*GOAL OF THE EXERCISE*. Go through the data below and gather each line containing "keep".

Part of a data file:
::::::

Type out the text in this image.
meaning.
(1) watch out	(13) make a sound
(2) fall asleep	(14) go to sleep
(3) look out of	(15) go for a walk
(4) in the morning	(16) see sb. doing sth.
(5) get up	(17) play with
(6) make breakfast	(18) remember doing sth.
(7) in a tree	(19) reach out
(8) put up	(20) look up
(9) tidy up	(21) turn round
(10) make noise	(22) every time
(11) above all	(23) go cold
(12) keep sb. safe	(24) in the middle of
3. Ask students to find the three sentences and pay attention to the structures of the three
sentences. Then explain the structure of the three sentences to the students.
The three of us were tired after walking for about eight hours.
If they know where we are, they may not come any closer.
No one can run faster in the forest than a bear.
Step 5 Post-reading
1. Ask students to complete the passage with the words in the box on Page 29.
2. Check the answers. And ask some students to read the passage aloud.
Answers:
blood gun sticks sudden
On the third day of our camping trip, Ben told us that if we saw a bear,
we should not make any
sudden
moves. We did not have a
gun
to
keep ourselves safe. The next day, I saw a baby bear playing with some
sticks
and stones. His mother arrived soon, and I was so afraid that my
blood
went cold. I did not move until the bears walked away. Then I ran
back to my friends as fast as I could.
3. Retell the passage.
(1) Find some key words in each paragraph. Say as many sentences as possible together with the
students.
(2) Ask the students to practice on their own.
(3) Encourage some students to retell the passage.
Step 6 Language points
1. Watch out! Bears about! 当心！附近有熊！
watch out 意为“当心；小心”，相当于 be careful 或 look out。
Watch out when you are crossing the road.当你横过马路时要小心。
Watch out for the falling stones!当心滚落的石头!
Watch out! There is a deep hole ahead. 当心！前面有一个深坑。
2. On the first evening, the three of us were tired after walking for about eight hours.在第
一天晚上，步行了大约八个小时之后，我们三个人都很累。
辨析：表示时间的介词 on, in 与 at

::::::

*CORRECT RESULT*.
(12) keep sb. safe	(24) in the middle of
keep ourselves safe. The next day, I saw a baby bear playing with some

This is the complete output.